▶ _What the task asks_:
Continue the West Hurley article from its last line, in the same encyclopedic style.

*** Opening of Provided passage ***

- Location in Ulster County and the state of New York.
- Coordinates: 42°0′16″N 74°6′34″W﻿ / ﻿42.00444°N 74.10944°W
- Country: United States
- State: New York
- County: Ulster

Area
- • Total: 3.79 sq mi (9.81 km^{2})
- • Land: 3.79 sq mi (9.81 km^{2})
- • Water: 0 sq mi (0.00 km^{2})
- Elevation: 597 ft (182 m)

Population (2020)
- • Total: 1,917
- • Density: 506.2/sq mi (195.43/km^{2})
- Time zone: UTC-5 (Eastern (EST))
- • Summer (DST): UTC-4 (EDT)
- ZIP code: 12491
- Area code: 845
- FIPS code: 36-80291
- GNIS feature ID: 0969272

= West Hurley, New York =

West Hurley is a hamlet (and census-designated place) in Ulster County, New York, United States. The population was 1,917 at the 2020 census.

West Hurley is located in the Town of Hurley and is inside the Catskill Park. The community is northwest of Kingston on Route 28.

It was one of many villages that were flooded during the creation of the Ashokan Reservoir. The village was moved, and currently resides on the northern bank of the reservoir.

==Geography==
West Hurley is located at (42.004442, -74.109312).

According to the United States Census Bureau, the CDP has a total area of 3.8 sqmi, all land.

*** Close of Provided passage ***
*** Opening of Dataset content ***

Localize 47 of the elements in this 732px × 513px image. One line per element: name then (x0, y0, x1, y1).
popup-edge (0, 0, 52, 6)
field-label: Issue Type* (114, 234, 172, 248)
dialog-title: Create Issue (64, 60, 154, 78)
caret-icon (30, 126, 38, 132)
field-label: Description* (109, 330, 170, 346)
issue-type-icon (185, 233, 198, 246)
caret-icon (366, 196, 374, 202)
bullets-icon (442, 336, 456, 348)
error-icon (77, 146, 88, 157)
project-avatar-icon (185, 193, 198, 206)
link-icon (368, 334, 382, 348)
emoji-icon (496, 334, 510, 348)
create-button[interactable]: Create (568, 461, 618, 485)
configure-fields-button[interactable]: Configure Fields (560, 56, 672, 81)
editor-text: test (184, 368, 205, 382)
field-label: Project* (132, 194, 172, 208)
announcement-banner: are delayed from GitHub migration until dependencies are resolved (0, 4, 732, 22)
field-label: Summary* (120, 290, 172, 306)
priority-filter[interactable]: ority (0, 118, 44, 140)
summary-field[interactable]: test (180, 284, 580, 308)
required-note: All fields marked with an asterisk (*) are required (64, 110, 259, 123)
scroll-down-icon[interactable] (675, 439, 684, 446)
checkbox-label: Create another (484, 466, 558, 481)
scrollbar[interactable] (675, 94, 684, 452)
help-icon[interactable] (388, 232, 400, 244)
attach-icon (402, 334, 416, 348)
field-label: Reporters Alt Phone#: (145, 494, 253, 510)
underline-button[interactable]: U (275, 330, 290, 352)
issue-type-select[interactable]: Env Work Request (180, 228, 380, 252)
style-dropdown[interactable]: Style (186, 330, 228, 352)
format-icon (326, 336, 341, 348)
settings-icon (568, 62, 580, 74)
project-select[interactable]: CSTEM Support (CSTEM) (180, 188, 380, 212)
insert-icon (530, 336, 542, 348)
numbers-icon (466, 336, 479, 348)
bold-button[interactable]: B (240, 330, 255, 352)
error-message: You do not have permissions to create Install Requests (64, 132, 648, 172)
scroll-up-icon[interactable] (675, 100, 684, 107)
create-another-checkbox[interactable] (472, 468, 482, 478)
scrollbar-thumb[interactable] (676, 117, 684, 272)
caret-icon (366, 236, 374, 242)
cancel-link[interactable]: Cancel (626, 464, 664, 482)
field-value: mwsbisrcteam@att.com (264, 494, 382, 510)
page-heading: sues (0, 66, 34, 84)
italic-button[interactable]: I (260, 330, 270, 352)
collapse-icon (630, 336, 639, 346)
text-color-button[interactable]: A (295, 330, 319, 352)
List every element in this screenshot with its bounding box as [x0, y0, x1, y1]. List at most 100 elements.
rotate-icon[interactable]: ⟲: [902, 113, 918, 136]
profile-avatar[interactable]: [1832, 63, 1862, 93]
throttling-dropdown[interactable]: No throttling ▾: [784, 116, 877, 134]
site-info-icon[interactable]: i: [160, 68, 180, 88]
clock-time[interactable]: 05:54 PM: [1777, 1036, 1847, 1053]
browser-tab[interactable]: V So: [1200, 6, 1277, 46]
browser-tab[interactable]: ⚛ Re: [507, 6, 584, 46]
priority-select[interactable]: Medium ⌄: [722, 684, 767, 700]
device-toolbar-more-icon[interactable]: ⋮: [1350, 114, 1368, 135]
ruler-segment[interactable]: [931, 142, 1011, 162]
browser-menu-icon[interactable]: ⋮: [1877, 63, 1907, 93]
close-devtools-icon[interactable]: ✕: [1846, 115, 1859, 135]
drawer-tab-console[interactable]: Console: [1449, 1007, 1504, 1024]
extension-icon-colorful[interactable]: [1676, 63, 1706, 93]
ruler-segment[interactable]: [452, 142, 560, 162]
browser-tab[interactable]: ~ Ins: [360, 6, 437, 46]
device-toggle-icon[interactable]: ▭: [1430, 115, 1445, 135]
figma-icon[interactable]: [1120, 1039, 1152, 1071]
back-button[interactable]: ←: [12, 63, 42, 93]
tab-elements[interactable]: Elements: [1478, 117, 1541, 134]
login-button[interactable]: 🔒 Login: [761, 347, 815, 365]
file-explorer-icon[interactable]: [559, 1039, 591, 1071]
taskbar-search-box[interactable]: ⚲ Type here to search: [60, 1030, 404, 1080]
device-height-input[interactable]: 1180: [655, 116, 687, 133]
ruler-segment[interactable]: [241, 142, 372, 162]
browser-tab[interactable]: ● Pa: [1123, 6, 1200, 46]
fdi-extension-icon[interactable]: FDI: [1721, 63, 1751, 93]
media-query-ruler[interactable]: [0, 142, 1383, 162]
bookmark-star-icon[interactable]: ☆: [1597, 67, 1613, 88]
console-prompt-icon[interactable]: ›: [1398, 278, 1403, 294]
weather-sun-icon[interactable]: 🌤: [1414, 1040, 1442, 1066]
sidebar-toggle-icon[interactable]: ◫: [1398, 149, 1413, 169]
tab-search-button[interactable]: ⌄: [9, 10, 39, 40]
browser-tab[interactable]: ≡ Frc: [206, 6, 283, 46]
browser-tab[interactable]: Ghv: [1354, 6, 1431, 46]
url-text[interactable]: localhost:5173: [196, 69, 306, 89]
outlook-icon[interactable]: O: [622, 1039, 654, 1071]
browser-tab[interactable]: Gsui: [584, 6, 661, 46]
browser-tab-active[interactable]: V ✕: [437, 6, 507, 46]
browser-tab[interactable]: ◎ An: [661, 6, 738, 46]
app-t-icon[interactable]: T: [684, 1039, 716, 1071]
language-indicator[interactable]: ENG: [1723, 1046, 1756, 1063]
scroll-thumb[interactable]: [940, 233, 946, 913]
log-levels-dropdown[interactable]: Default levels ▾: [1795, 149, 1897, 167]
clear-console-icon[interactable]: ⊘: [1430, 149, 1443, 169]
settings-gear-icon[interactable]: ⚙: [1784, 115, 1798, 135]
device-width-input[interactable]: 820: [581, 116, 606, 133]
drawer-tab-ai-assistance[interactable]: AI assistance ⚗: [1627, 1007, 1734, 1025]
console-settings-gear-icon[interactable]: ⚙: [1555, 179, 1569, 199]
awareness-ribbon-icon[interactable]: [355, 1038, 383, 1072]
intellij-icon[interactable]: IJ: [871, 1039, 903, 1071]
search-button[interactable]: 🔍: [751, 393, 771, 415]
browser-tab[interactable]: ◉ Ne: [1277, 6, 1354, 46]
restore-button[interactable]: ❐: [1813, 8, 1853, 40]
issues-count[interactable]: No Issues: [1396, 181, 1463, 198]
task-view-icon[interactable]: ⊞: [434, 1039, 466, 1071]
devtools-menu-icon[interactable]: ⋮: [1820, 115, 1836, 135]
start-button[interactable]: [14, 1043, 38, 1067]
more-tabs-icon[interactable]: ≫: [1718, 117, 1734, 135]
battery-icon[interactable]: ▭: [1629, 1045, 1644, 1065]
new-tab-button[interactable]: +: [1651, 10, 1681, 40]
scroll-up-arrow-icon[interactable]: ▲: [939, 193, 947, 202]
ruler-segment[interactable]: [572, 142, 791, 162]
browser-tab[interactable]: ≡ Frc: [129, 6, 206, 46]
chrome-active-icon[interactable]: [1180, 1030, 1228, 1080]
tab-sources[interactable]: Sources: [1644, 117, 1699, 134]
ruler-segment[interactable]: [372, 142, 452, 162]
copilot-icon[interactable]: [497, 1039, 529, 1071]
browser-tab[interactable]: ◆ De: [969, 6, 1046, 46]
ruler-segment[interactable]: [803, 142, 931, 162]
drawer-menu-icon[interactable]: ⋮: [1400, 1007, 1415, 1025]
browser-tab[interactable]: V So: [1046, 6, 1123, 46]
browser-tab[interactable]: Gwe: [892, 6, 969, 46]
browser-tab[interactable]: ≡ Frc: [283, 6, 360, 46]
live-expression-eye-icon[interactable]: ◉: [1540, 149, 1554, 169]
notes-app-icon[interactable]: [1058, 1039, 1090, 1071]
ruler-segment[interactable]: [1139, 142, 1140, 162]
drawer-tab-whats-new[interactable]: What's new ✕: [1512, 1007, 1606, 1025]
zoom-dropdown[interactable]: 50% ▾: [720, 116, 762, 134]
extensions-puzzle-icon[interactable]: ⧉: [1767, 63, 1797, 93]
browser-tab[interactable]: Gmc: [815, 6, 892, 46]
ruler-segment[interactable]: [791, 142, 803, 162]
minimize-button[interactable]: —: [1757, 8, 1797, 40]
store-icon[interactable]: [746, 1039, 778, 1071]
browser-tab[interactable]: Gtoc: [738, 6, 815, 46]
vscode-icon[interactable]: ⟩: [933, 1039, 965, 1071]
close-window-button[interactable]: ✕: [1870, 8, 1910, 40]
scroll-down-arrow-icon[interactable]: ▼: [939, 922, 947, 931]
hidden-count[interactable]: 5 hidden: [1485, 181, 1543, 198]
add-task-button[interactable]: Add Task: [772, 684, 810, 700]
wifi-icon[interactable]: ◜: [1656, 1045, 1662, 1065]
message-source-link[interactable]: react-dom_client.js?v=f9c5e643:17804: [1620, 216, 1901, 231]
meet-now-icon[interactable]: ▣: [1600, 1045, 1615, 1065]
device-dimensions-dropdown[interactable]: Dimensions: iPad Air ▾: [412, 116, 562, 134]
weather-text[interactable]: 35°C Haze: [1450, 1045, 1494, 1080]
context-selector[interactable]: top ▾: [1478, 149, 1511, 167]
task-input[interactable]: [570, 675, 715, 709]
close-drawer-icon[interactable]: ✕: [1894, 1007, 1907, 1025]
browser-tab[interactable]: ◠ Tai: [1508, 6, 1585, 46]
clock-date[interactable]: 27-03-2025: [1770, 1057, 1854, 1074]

*** Close of Dataset content ***

▶ _Written response_:
==Demographics==

As of the census of 2000, there were 2,105 people, 866 households, and 600 families residing in the CDP. The population density was 557.2 PD/sqmi. There were 954 housing units at an average density of 252.5 /sqmi. The racial makeup of the CDP was 94.54% White, 1.47% African American, 1.76% Asian, 0.10% Pacific Islander, 0.76% from other races, and 1.38% from two or more races. Hispanic or Latino of any race were 2.09% of the population.

There were 866 households, out of which 29.0% had children under the age of 18 living with them, 56.7% were married couples living together, 9.1% had a female householder with no husband present, and 30.7% were non-families. 25.3% of all households were made up of individuals, and 11.0% had someone living alone who was 65 years of age or older. The average household size was 2.40 and the average family size was 2.89.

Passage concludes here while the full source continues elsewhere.